>> START EXTRACTED RECORDS

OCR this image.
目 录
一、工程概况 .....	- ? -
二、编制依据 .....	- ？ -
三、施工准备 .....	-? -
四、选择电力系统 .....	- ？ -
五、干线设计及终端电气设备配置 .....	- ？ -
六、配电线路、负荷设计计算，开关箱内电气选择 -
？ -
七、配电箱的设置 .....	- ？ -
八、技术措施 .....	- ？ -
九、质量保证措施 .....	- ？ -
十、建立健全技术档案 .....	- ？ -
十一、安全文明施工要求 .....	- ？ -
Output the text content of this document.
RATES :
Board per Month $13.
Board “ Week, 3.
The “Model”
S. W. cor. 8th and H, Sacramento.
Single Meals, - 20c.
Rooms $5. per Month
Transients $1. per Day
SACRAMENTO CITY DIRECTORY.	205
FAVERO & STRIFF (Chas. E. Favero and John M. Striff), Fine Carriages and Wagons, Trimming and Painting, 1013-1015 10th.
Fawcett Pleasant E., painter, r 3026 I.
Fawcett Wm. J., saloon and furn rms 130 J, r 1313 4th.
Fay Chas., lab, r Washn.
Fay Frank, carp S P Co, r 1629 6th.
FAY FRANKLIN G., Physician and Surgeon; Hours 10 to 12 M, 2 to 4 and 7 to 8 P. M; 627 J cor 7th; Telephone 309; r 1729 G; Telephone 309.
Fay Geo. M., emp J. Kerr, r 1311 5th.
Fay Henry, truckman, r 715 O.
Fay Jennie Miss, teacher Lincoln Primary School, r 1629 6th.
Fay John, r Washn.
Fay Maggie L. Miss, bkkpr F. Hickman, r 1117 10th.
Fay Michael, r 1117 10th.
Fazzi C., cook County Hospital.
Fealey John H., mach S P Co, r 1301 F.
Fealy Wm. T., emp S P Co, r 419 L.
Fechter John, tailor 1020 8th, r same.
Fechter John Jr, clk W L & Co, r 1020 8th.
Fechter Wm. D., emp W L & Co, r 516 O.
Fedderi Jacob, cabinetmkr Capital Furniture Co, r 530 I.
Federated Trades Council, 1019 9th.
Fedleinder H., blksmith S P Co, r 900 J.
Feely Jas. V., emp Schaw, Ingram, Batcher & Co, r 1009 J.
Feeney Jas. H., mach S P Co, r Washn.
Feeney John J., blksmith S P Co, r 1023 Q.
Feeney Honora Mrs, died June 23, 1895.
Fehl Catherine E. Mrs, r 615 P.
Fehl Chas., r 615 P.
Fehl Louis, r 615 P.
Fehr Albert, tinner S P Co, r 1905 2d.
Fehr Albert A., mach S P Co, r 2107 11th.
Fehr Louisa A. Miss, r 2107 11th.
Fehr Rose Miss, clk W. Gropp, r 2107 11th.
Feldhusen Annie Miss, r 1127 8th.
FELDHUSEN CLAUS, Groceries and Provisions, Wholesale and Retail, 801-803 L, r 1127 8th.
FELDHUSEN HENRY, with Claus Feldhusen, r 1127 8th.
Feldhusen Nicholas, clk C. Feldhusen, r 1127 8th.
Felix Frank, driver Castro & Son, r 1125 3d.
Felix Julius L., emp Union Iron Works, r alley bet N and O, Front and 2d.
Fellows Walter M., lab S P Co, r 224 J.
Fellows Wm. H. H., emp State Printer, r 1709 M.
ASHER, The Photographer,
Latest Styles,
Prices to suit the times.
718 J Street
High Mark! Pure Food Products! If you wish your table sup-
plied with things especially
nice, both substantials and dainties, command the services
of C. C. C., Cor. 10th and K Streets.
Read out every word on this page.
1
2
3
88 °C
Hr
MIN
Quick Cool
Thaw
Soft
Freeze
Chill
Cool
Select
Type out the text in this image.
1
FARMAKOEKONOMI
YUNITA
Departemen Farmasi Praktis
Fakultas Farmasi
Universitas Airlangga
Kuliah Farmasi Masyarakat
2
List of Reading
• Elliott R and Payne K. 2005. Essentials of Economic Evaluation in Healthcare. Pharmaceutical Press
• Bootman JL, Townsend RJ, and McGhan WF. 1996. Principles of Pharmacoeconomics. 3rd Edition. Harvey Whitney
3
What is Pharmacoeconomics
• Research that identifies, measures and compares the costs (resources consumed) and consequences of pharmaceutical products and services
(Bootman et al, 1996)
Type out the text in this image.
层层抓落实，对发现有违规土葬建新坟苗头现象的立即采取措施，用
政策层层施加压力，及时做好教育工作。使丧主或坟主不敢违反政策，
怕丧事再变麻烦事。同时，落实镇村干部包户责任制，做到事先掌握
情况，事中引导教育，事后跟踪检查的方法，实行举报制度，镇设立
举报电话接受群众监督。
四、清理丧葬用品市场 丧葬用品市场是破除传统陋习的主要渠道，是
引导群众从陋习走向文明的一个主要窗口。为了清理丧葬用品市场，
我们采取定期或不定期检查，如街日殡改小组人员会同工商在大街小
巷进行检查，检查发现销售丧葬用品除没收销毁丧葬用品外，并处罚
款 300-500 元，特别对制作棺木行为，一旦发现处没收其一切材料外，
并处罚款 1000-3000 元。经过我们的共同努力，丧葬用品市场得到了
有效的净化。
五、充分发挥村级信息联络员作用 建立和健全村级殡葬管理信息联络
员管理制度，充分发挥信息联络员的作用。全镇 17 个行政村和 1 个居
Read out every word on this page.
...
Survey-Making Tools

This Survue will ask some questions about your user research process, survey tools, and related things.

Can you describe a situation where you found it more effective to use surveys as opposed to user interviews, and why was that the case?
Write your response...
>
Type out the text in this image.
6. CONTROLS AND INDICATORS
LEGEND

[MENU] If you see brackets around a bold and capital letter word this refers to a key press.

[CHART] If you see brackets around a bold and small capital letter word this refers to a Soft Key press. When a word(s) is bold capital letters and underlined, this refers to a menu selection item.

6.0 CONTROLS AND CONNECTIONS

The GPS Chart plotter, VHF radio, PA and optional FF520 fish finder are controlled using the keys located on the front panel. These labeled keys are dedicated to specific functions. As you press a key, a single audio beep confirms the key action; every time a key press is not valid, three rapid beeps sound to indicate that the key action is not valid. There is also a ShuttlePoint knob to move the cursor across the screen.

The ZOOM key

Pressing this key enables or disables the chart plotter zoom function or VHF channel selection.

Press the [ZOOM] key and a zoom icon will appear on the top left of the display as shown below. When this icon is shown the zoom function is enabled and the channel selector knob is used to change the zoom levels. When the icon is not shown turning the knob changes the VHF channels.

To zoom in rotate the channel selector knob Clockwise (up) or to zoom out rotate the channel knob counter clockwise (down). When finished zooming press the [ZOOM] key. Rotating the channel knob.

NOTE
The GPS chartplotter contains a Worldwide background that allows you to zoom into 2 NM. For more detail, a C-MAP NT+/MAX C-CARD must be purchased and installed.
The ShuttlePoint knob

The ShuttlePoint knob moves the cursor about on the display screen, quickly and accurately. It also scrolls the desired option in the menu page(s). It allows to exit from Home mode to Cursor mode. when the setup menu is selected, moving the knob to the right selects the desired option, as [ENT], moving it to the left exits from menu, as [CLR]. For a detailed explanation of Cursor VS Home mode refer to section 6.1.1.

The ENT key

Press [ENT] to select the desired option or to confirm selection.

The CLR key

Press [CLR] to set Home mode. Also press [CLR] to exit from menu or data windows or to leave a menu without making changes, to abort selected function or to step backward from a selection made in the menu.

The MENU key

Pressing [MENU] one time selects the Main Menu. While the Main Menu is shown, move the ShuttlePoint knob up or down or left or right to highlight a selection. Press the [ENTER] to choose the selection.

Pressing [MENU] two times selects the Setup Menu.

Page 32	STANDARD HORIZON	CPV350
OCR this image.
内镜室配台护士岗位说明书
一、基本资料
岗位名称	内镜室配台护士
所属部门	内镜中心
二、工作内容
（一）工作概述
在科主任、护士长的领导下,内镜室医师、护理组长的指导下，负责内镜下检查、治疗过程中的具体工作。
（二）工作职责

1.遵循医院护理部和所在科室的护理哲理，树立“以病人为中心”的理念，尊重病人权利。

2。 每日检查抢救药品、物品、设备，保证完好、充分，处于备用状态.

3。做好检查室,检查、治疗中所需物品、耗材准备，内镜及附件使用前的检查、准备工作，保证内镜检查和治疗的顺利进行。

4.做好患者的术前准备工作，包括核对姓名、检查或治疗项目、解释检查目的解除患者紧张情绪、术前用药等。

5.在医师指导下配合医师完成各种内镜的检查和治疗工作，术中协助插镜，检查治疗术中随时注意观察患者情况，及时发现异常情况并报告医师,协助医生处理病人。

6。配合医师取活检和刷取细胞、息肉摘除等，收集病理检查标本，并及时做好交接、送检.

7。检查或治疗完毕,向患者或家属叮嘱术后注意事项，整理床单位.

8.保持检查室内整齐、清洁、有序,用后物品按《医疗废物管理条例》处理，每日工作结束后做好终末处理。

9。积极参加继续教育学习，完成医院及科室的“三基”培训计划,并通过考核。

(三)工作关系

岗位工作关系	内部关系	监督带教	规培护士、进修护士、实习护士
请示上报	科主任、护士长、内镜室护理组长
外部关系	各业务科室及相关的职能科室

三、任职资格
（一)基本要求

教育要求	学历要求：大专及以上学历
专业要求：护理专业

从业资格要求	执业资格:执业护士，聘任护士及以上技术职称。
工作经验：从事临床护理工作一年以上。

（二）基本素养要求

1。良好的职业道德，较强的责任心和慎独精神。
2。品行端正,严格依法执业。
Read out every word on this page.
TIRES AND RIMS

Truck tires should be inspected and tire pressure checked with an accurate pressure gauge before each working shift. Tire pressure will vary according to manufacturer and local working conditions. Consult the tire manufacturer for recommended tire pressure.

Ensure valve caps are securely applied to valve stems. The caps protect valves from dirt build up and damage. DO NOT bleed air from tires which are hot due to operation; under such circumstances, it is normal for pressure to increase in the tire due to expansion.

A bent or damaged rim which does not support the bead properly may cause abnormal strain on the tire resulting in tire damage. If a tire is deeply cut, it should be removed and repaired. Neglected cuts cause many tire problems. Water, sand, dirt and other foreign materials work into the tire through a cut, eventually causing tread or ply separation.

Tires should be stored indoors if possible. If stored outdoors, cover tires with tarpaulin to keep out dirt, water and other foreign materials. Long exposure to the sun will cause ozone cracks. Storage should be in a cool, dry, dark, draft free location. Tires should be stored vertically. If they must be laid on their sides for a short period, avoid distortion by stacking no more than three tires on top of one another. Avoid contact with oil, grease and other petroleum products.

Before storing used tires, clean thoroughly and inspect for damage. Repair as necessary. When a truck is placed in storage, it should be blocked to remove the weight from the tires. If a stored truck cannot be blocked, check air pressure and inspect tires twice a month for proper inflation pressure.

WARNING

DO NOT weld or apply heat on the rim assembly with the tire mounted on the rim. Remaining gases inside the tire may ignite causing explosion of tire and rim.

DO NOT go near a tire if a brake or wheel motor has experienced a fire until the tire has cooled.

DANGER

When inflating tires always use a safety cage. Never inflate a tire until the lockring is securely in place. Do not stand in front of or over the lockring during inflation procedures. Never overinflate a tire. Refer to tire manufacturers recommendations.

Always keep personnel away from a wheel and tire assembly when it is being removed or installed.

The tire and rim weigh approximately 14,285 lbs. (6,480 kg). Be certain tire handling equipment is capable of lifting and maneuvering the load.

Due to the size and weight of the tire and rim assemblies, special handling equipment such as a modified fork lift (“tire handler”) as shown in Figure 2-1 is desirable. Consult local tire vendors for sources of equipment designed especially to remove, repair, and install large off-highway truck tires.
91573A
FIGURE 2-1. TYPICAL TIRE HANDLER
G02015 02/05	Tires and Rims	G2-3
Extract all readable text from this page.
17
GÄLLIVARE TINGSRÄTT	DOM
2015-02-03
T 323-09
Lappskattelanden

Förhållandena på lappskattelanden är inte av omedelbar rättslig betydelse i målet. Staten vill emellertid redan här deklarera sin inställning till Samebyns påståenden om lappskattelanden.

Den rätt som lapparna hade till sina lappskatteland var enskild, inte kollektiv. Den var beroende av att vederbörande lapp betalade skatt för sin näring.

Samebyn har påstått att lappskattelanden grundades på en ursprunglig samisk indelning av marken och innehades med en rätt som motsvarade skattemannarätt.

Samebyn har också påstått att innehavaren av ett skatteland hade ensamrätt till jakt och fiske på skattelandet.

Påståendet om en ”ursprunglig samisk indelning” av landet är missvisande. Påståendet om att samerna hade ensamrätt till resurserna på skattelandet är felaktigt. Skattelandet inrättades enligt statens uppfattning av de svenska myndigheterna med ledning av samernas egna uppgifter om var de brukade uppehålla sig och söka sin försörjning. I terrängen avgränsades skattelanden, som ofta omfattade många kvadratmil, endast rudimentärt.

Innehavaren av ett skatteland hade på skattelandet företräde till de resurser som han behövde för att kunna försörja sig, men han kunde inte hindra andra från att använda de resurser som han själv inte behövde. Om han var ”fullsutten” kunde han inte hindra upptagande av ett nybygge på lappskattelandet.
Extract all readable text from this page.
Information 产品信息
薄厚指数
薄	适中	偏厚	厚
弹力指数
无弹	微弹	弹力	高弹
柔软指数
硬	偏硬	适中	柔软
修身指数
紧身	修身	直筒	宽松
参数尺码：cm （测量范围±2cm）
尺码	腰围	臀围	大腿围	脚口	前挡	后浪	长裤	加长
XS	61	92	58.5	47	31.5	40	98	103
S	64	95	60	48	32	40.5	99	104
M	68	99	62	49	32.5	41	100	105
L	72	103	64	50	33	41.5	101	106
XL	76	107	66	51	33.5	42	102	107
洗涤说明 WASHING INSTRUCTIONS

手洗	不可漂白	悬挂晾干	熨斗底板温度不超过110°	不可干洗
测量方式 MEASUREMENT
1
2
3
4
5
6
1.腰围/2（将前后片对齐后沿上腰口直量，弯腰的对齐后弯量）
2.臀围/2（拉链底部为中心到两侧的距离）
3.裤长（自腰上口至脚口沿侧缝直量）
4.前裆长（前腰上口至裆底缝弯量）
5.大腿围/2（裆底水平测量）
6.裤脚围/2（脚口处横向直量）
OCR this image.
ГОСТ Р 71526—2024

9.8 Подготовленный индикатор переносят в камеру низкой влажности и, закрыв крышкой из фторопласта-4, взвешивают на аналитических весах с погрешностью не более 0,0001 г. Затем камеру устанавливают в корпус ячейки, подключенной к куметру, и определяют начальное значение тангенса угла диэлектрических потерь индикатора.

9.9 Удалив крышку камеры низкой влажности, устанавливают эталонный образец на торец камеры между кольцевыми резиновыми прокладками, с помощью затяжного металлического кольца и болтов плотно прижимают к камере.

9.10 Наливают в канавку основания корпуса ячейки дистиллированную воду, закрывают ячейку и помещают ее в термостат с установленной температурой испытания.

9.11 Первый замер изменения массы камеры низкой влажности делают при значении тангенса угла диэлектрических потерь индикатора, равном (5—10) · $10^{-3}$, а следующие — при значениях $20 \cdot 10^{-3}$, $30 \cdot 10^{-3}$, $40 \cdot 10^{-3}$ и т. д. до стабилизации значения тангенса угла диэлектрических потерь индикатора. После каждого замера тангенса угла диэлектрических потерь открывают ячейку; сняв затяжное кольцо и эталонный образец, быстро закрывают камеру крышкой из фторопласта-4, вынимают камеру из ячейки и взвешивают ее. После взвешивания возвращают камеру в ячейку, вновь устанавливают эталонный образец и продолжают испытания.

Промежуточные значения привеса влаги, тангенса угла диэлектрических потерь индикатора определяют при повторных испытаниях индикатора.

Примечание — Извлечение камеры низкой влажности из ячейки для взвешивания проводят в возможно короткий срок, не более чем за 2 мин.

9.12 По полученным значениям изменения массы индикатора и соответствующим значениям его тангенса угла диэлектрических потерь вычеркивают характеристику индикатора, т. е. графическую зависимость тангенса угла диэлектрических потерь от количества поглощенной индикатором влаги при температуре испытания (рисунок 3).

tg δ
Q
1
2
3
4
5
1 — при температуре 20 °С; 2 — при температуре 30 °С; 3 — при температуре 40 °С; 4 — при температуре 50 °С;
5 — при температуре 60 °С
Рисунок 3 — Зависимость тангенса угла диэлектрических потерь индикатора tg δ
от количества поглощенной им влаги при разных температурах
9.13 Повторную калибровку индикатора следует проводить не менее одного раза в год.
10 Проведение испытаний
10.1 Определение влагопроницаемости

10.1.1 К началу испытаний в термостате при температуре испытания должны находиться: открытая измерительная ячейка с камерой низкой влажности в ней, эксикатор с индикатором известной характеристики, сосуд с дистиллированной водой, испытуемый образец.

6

>> END EXTRACTED RECORDS

__CHALLENGE__: The word "bold" may occur in lines of the records. Report how many such lines there are, giving only the number.

__RESPONSE FOR THIS EXERCISE__: 2